Copy out all of the data below with no alterations.

# Start of DATASET EXCERPTS

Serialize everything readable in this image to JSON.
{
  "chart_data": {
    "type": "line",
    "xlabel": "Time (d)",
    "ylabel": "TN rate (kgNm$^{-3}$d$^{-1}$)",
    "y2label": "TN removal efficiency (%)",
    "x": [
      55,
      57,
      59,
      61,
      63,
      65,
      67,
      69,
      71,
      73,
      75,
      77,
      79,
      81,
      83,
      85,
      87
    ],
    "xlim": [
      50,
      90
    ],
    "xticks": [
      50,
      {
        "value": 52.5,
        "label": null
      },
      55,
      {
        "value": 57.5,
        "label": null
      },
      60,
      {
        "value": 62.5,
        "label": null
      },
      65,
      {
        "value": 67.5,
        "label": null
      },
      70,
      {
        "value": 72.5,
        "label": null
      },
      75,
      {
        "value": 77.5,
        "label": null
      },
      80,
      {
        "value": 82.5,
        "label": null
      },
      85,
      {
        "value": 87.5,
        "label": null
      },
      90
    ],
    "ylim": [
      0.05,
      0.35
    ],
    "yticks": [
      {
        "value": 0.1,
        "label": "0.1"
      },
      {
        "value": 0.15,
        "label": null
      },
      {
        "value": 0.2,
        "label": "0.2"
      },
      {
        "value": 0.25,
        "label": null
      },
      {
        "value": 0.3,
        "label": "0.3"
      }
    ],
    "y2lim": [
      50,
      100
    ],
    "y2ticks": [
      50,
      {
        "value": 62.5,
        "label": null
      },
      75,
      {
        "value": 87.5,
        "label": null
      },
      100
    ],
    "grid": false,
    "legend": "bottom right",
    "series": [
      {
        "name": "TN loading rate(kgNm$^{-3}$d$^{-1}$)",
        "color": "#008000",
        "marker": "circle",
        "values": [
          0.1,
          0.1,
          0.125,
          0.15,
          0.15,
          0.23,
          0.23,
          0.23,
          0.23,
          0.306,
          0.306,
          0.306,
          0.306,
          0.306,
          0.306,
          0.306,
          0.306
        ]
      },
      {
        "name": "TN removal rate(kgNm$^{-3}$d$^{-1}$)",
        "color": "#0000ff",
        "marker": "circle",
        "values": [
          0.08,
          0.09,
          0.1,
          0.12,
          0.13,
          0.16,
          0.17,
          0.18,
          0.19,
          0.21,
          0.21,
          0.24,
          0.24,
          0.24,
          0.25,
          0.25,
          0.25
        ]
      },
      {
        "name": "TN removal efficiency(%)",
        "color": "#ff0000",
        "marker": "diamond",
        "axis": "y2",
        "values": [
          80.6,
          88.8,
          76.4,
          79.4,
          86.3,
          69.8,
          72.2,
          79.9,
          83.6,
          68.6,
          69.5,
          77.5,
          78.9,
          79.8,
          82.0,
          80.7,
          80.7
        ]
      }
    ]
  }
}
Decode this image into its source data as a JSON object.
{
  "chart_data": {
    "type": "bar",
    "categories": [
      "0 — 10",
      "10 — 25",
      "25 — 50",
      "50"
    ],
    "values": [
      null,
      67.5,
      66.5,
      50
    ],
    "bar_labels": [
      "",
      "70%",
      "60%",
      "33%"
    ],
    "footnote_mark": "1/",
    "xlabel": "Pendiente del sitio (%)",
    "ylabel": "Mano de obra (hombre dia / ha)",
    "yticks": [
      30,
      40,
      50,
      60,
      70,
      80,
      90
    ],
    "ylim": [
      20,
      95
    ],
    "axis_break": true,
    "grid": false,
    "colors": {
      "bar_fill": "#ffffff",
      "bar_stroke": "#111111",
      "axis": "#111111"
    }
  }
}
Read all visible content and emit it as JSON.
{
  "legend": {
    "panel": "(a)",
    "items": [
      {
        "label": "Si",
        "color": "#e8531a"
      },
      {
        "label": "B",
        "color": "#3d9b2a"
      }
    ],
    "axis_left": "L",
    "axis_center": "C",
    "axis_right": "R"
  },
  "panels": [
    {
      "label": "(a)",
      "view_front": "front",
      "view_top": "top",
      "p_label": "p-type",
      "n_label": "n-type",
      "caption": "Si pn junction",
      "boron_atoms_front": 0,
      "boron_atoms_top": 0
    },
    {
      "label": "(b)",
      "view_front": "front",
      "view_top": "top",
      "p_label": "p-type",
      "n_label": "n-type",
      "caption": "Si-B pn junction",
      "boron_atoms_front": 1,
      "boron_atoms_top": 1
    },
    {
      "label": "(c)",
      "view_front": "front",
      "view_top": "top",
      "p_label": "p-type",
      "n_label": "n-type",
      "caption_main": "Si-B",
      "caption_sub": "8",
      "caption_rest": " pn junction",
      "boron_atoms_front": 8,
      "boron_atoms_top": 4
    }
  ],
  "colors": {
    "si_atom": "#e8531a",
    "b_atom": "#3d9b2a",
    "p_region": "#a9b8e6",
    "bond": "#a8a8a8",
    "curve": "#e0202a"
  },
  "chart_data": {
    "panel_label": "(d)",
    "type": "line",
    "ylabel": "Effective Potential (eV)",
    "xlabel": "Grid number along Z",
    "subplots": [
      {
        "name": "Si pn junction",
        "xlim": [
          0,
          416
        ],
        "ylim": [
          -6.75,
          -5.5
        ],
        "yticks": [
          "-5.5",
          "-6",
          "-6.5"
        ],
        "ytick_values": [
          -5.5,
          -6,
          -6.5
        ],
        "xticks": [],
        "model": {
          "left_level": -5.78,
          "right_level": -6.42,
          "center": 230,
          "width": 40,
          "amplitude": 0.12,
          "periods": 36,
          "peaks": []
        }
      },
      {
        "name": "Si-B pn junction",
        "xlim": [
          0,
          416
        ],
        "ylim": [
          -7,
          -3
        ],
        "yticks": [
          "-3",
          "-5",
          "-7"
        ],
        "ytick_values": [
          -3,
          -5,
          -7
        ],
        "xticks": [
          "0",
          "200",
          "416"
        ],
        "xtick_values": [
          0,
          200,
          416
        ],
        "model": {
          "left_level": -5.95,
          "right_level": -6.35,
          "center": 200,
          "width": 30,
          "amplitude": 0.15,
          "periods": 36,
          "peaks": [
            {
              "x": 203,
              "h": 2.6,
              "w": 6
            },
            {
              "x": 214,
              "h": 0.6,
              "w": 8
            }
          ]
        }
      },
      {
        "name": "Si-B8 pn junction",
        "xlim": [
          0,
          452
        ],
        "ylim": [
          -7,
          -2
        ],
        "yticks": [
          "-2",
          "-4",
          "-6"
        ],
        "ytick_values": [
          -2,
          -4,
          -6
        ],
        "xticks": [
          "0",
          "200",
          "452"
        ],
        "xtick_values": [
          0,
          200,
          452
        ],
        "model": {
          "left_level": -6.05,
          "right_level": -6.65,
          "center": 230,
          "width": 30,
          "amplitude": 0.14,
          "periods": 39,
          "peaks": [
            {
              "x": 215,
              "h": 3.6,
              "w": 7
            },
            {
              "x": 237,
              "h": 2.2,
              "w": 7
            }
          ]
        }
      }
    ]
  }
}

# End of DATASET EXCERPTS

* **RESULT**
Serialize everything readable in this image to JSON.
{
  "chart_data": {
    "type": "line",
    "xlabel": "Time (d)",
    "ylabel": "TN rate (kgNm$^{-3}$d$^{-1}$)",
    "y2label": "TN removal efficiency (%)",
    "x": [
      55,
      57,
      59,
      61,
      63,
      65,
      67,
      69,
      71,
      73,
      75,
      77,
      79,
      81,
      83,
      85,
      87
    ],
    "xlim": [
      50,
      90
    ],
    "xticks": [
      50,
      {
        "value": 52.5,
        "label": null
      },
      55,
      {
        "value": 57.5,
        "label": null
      },
      60,
      {
        "value": 62.5,
        "label": null
      },
      65,
      {
        "value": 67.5,
        "label": null
      },
      70,
      {
        "value": 72.5,
        "label": null
      },
      75,
      {
        "value": 77.5,
        "label": null
      },
      80,
      {
        "value": 82.5,
        "label": null
      },
      85,
      {
        "value": 87.5,
        "label": null
      },
      90
    ],
    "ylim": [
      0.05,
      0.35
    ],
    "yticks": [
      {
        "value": 0.1,
        "label": "0.1"
      },
      {
        "value": 0.15,
        "label": null
      },
      {
        "value": 0.2,
        "label": "0.2"
      },
      {
        "value": 0.25,
        "label": null
      },
      {
        "value": 0.3,
        "label": "0.3"
      }
    ],
    "y2lim": [
      50,
      100
    ],
    "y2ticks": [
      50,
      {
        "value": 62.5,
        "label": null
      },
      75,
      {
        "value": 87.5,
        "label": null
      },
      100
    ],
    "grid": false,
    "legend": "bottom right",
    "series": [
      {
        "name": "TN loading rate(kgNm$^{-3}$d$^{-1}$)",
        "color": "#008000",
        "marker": "circle",
        "values": [
          0.1,
          0.1,
          0.125,
          0.15,
          0.15,
          0.23,
          0.23,
          0.23,
          0.23,
          0.306,
          0.306,
          0.306,
          0.306,
          0.306,
          0.306,
          0.306,
          0.306
        ]
      },
      {
        "name": "TN removal rate(kgNm$^{-3}$d$^{-1}$)",
        "color": "#0000ff",
        "marker": "circle",
        "values": [
          0.08,
          0.09,
          0.1,
          0.12,
          0.13,
          0.16,
          0.17,
          0.18,
          0.19,
          0.21,
          0.21,
          0.24,
          0.24,
          0.24,
          0.25,
          0.25,
          0.25
        ]
      },
      {
        "name": "TN removal efficiency(%)",
        "color": "#ff0000",
        "marker": "diamond",
        "axis": "y2",
        "values": [
          80.6,
          88.8,
          76.4,
          79.4,
          86.3,
          69.8,
          72.2,
          79.9,
          83.6,
          68.6,
          69.5,
          77.5,
          78.9,
          79.8,
          82.0,
          80.7,
          80.7
        ]
      }
    ]
  }
}
Decode this image into its source data as a JSON object.
{
  "chart_data": {
    "type": "bar",
    "categories": [
      "0 — 10",
      "10 — 25",
      "25 — 50",
      "50"
    ],
    "values": [
      null,
      67.5,
      66.5,
      50
    ],
    "bar_labels": [
      "",
      "70%",
      "60%",
      "33%"
    ],
    "footnote_mark": "1/",
    "xlabel": "Pendiente del sitio (%)",
    "ylabel": "Mano de obra (hombre dia / ha)",
    "yticks": [
      30,
      40,
      50,
      60,
      70,
      80,
      90
    ],
    "ylim": [
      20,
      95
    ],
    "axis_break": true,
    "grid": false,
    "colors": {
      "bar_fill": "#ffffff",
      "bar_stroke": "#111111",
      "axis": "#111111"
    }
  }
}
Read all visible content and emit it as JSON.
{
  "legend": {
    "panel": "(a)",
    "items": [
      {
        "label": "Si",
        "color": "#e8531a"
      },
      {
        "label": "B",
        "color": "#3d9b2a"
      }
    ],
    "axis_left": "L",
    "axis_center": "C",
    "axis_right": "R"
  },
  "panels": [
    {
      "label": "(a)",
      "view_front": "front",
      "view_top": "top",
      "p_label": "p-type",
      "n_label": "n-type",
      "caption": "Si pn junction",
      "boron_atoms_front": 0,
      "boron_atoms_top": 0
    },
    {
      "label": "(b)",
      "view_front": "front",
      "view_top": "top",
      "p_label": "p-type",
      "n_label": "n-type",
      "caption": "Si-B pn junction",
      "boron_atoms_front": 1,
      "boron_atoms_top": 1
    },
    {
      "label": "(c)",
      "view_front": "front",
      "view_top": "top",
      "p_label": "p-type",
      "n_label": "n-type",
      "caption_main": "Si-B",
      "caption_sub": "8",
      "caption_rest": " pn junction",
      "boron_atoms_front": 8,
      "boron_atoms_top": 4
    }
  ],
  "colors": {
    "si_atom": "#e8531a",
    "b_atom": "#3d9b2a",
    "p_region": "#a9b8e6",
    "bond": "#a8a8a8",
    "curve": "#e0202a"
  },
  "chart_data": {
    "panel_label": "(d)",
    "type": "line",
    "ylabel": "Effective Potential (eV)",
    "xlabel": "Grid number along Z",
    "subplots": [
      {
        "name": "Si pn junction",
        "xlim": [
          0,
          416
        ],
        "ylim": [
          -6.75,
          -5.5
        ],
        "yticks": [
          "-5.5",
          "-6",
          "-6.5"
        ],
        "ytick_values": [
          -5.5,
          -6,
          -6.5
        ],
        "xticks": [],
        "model": {
          "left_level": -5.78,
          "right_level": -6.42,
          "center": 230,
          "width": 40,
          "amplitude": 0.12,
          "periods": 36,
          "peaks": []
        }
      },
      {
        "name": "Si-B pn junction",
        "xlim": [
          0,
          416
        ],
        "ylim": [
          -7,
          -3
        ],
        "yticks": [
          "-3",
          "-5",
          "-7"
        ],
        "ytick_values": [
          -3,
          -5,
          -7
        ],
        "xticks": [
          "0",
          "200",
          "416"
        ],
        "xtick_values": [
          0,
          200,
          416
        ],
        "model": {
          "left_level": -5.95,
          "right_level": -6.35,
          "center": 200,
          "width": 30,
          "amplitude": 0.15,
          "periods": 36,
          "peaks": [
            {
              "x": 203,
              "h": 2.6,
              "w": 6
            },
            {
              "x": 214,
              "h": 0.6,
              "w": 8
            }
          ]
        }
      },
      {
        "name": "Si-B8 pn junction",
        "xlim": [
          0,
          452
        ],
        "ylim": [
          -7,
          -2
        ],
        "yticks": [
          "-2",
          "-4",
          "-6"
        ],
        "ytick_values": [
          -2,
          -4,
          -6
        ],
        "xticks": [
          "0",
          "200",
          "452"
        ],
        "xtick_values": [
          0,
          200,
          452
        ],
        "model": {
          "left_level": -6.05,
          "right_level": -6.65,
          "center": 230,
          "width": 30,
          "amplitude": 0.14,
          "periods": 39,
          "peaks": [
            {
              "x": 215,
              "h": 3.6,
              "w": 7
            },
            {
              "x": 237,
              "h": 2.2,
              "w": 7
            }
          ]
        }
      }
    ]
  }
}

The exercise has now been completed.